Transcribe all records exactly.
☆ ☆ ☆
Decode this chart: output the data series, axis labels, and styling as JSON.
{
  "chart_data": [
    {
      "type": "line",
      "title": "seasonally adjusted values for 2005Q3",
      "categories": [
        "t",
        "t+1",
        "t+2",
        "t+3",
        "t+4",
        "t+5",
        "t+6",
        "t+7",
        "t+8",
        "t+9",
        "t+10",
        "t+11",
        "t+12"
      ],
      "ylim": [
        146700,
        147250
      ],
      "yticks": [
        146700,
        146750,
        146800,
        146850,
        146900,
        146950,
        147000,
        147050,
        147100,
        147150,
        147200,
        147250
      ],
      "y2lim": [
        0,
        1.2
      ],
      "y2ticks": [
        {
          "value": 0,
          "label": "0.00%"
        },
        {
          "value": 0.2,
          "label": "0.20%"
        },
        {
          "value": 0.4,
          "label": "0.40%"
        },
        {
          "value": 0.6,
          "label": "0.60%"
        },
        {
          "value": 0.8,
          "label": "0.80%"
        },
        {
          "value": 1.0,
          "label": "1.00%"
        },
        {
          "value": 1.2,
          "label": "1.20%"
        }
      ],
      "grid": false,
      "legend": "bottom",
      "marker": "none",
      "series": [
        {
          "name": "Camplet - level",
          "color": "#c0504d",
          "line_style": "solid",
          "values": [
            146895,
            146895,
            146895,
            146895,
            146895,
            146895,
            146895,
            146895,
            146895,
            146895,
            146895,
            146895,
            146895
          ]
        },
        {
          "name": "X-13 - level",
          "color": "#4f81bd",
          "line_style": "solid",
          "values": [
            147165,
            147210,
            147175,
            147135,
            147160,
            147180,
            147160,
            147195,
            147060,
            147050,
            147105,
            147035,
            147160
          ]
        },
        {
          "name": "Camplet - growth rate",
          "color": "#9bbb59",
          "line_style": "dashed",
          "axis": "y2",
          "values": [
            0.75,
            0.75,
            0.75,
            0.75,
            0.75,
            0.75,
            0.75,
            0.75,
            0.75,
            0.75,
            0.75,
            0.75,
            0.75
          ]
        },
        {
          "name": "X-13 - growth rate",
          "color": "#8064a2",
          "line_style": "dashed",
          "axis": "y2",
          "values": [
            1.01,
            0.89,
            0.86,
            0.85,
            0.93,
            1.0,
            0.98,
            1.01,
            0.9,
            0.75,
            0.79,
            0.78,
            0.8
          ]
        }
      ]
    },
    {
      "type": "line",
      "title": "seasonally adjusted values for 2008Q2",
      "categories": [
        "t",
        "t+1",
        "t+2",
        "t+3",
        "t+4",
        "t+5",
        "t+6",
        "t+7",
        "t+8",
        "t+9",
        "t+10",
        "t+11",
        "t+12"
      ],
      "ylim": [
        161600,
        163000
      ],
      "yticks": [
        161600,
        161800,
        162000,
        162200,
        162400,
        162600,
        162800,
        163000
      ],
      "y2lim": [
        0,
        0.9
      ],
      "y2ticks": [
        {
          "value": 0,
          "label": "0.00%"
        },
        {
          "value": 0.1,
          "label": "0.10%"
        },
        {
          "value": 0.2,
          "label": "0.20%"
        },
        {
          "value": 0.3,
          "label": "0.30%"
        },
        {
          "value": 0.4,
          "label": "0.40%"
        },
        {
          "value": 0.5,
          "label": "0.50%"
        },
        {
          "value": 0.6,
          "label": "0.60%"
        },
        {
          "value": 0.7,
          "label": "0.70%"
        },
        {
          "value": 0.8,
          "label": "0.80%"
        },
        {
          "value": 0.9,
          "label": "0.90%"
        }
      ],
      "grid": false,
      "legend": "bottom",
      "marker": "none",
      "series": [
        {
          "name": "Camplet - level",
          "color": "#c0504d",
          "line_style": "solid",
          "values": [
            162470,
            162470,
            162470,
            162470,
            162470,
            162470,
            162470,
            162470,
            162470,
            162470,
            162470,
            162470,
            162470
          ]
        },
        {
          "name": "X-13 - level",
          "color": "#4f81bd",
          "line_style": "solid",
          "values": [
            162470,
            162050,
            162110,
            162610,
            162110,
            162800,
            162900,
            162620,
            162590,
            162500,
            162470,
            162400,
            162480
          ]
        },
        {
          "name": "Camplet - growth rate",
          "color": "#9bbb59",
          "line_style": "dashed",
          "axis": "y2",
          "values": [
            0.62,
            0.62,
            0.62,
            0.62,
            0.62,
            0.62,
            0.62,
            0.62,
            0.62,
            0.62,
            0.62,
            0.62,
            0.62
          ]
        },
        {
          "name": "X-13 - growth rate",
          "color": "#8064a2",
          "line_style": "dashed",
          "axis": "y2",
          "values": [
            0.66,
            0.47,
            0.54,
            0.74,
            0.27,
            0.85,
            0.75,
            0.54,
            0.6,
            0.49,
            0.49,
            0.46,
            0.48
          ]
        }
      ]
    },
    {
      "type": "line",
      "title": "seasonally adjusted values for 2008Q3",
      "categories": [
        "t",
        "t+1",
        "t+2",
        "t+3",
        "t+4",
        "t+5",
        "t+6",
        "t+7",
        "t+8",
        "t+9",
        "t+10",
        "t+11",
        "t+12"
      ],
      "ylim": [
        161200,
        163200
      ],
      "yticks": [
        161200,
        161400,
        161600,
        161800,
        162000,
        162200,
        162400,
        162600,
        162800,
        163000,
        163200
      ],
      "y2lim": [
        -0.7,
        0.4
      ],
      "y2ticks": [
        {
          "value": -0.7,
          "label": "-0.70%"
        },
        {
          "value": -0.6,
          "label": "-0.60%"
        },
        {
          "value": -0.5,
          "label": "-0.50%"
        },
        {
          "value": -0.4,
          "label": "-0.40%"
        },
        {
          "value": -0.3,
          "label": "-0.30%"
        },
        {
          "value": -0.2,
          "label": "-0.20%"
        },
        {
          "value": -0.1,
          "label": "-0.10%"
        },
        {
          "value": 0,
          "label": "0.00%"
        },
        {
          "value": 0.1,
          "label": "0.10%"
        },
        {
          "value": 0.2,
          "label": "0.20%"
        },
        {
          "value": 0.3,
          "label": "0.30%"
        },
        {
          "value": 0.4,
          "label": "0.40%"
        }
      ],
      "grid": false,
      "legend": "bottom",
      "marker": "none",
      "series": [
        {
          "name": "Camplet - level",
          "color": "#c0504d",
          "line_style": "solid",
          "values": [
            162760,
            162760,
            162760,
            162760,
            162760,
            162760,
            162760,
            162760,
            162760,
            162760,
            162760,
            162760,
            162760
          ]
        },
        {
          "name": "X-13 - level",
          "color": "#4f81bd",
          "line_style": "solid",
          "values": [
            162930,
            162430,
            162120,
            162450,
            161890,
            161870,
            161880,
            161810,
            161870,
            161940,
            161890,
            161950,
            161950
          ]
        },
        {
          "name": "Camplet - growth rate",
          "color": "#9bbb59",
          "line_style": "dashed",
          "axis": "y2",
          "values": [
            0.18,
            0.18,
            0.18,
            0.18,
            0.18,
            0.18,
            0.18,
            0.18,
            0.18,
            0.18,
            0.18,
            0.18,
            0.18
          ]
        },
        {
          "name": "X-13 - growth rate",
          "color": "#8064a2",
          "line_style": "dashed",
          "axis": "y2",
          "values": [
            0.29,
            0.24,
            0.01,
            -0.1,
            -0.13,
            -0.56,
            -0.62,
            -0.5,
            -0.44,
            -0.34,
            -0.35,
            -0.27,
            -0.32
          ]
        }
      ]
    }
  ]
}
☆ ☆ ☆
**Exercise response:**
Decode this chart: output the data series, axis labels, and styling as JSON.
{
  "chart_data": [
    {
      "type": "line",
      "title": "seasonally adjusted values for 2005Q3",
      "categories": [
        "t",
        "t+1",
        "t+2",
        "t+3",
        "t+4",
        "t+5",
        "t+6",
        "t+7",
        "t+8",
        "t+9",
        "t+10",
        "t+11",
        "t+12"
      ],
      "ylim": [
        146700,
        147250
      ],
      "yticks": [
        146700,
        146750,
        146800,
        146850,
        146900,
        146950,
        147000,
        147050,
        147100,
        147150,
        147200,
        147250
      ],
      "y2lim": [
        0,
        1.2
      ],
      "y2ticks": [
        {
          "value": 0,
          "label": "0.00%"
        },
        {
          "value": 0.2,
          "label": "0.20%"
        },
        {
          "value": 0.4,
          "label": "0.40%"
        },
        {
          "value": 0.6,
          "label": "0.60%"
        },
        {
          "value": 0.8,
          "label": "0.80%"
        },
        {
          "value": 1.0,
          "label": "1.00%"
        },
        {
          "value": 1.2,
          "label": "1.20%"
        }
      ],
      "grid": false,
      "legend": "bottom",
      "marker": "none",
      "series": [
        {
          "name": "Camplet - level",
          "color": "#c0504d",
          "line_style": "solid",
          "values": [
            146895,
            146895,
            146895,
            146895,
            146895,
            146895,
            146895,
            146895,
            146895,
            146895,
            146895,
            146895,
            146895
          ]
        },
        {
          "name": "X-13 - level",
          "color": "#4f81bd",
          "line_style": "solid",
          "values": [
            147165,
            147210,
            147175,
            147135,
            147160,
            147180,
            147160,
            147195,
            147060,
            147050,
            147105,
            147035,
            147160
          ]
        },
        {
          "name": "Camplet - growth rate",
          "color": "#9bbb59",
          "line_style": "dashed",
          "axis": "y2",
          "values": [
            0.75,
            0.75,
            0.75,
            0.75,
            0.75,
            0.75,
            0.75,
            0.75,
            0.75,
            0.75,
            0.75,
            0.75,
            0.75
          ]
        },
        {
          "name": "X-13 - growth rate",
          "color": "#8064a2",
          "line_style": "dashed",
          "axis": "y2",
          "values": [
            1.01,
            0.89,
            0.86,
            0.85,
            0.93,
            1.0,
            0.98,
            1.01,
            0.9,
            0.75,
            0.79,
            0.78,
            0.8
          ]
        }
      ]
    },
    {
      "type": "line",
      "title": "seasonally adjusted values for 2008Q2",
      "categories": [
        "t",
        "t+1",
        "t+2",
        "t+3",
        "t+4",
        "t+5",
        "t+6",
        "t+7",
        "t+8",
        "t+9",
        "t+10",
        "t+11",
        "t+12"
      ],
      "ylim": [
        161600,
        163000
      ],
      "yticks": [
        161600,
        161800,
        162000,
        162200,
        162400,
        162600,
        162800,
        163000
      ],
      "y2lim": [
        0,
        0.9
      ],
      "y2ticks": [
        {
          "value": 0,
          "label": "0.00%"
        },
        {
          "value": 0.1,
          "label": "0.10%"
        },
        {
          "value": 0.2,
          "label": "0.20%"
        },
        {
          "value": 0.3,
          "label": "0.30%"
        },
        {
          "value": 0.4,
          "label": "0.40%"
        },
        {
          "value": 0.5,
          "label": "0.50%"
        },
        {
          "value": 0.6,
          "label": "0.60%"
        },
        {
          "value": 0.7,
          "label": "0.70%"
        },
        {
          "value": 0.8,
          "label": "0.80%"
        },
        {
          "value": 0.9,
          "label": "0.90%"
        }
      ],
      "grid": false,
      "legend": "bottom",
      "marker": "none",
      "series": [
        {
          "name": "Camplet - level",
          "color": "#c0504d",
          "line_style": "solid",
          "values": [
            162470,
            162470,
            162470,
            162470,
            162470,
            162470,
            162470,
            162470,
            162470,
            162470,
            162470,
            162470,
            162470
          ]
        },
        {
          "name": "X-13 - level",
          "color": "#4f81bd",
          "line_style": "solid",
          "values": [
            162470,
            162050,
            162110,
            162610,
            162110,
            162800,
            162900,
            162620,
            162590,
            162500,
            162470,
            162400,
            162480
          ]
        },
        {
          "name": "Camplet - growth rate",
          "color": "#9bbb59",
          "line_style": "dashed",
          "axis": "y2",
          "values": [
            0.62,
            0.62,
            0.62,
            0.62,
            0.62,
            0.62,
            0.62,
            0.62,
            0.62,
            0.62,
            0.62,
            0.62,
            0.62
          ]
        },
        {
          "name": "X-13 - growth rate",
          "color": "#8064a2",
          "line_style": "dashed",
          "axis": "y2",
          "values": [
            0.66,
            0.47,
            0.54,
            0.74,
            0.27,
            0.85,
            0.75,
            0.54,
            0.6,
            0.49,
            0.49,
            0.46,
            0.48
          ]
        }
      ]
    },
    {
      "type": "line",
      "title": "seasonally adjusted values for 2008Q3",
      "categories": [
        "t",
        "t+1",
        "t+2",
        "t+3",
        "t+4",
        "t+5",
        "t+6",
        "t+7",
        "t+8",
        "t+9",
        "t+10",
        "t+11",
        "t+12"
      ],
      "ylim": [
        161200,
        163200
      ],
      "yticks": [
        161200,
        161400,
        161600,
        161800,
        162000,
        162200,
        162400,
        162600,
        162800,
        163000,
        163200
      ],
      "y2lim": [
        -0.7,
        0.4
      ],
      "y2ticks": [
        {
          "value": -0.7,
          "label": "-0.70%"
        },
        {
          "value": -0.6,
          "label": "-0.60%"
        },
        {
          "value": -0.5,
          "label": "-0.50%"
        },
        {
          "value": -0.4,
          "label": "-0.40%"
        },
        {
          "value": -0.3,
          "label": "-0.30%"
        },
        {
          "value": -0.2,
          "label": "-0.20%"
        },
        {
          "value": -0.1,
          "label": "-0.10%"
        },
        {
          "value": 0,
          "label": "0.00%"
        },
        {
          "value": 0.1,
          "label": "0.10%"
        },
        {
          "value": 0.2,
          "label": "0.20%"
        },
        {
          "value": 0.3,
          "label": "0.30%"
        },
        {
          "value": 0.4,
          "label": "0.40%"
        }
      ],
      "grid": false,
      "legend": "bottom",
      "marker": "none",
      "series": [
        {
          "name": "Camplet - level",
          "color": "#c0504d",
          "line_style": "solid",
          "values": [
            162760,
            162760,
            162760,
            162760,
            162760,
            162760,
            162760,
            162760,
            162760,
            162760,
            162760,
            162760,
            162760
          ]
        },
        {
          "name": "X-13 - level",
          "color": "#4f81bd",
          "line_style": "solid",
          "values": [
            162930,
            162430,
            162120,
            162450,
            161890,
            161870,
            161880,
            161810,
            161870,
            161940,
            161890,
            161950,
            161950
          ]
        },
        {
          "name": "Camplet - growth rate",
          "color": "#9bbb59",
          "line_style": "dashed",
          "axis": "y2",
          "values": [
            0.18,
            0.18,
            0.18,
            0.18,
            0.18,
            0.18,
            0.18,
            0.18,
            0.18,
            0.18,
            0.18,
            0.18,
            0.18
          ]
        },
        {
          "name": "X-13 - growth rate",
          "color": "#8064a2",
          "line_style": "dashed",
          "axis": "y2",
          "values": [
            0.29,
            0.24,
            0.01,
            -0.1,
            -0.13,
            -0.56,
            -0.62,
            -0.5,
            -0.44,
            -0.34,
            -0.35,
            -0.27,
            -0.32
          ]
        }
      ]
    }
  ]
}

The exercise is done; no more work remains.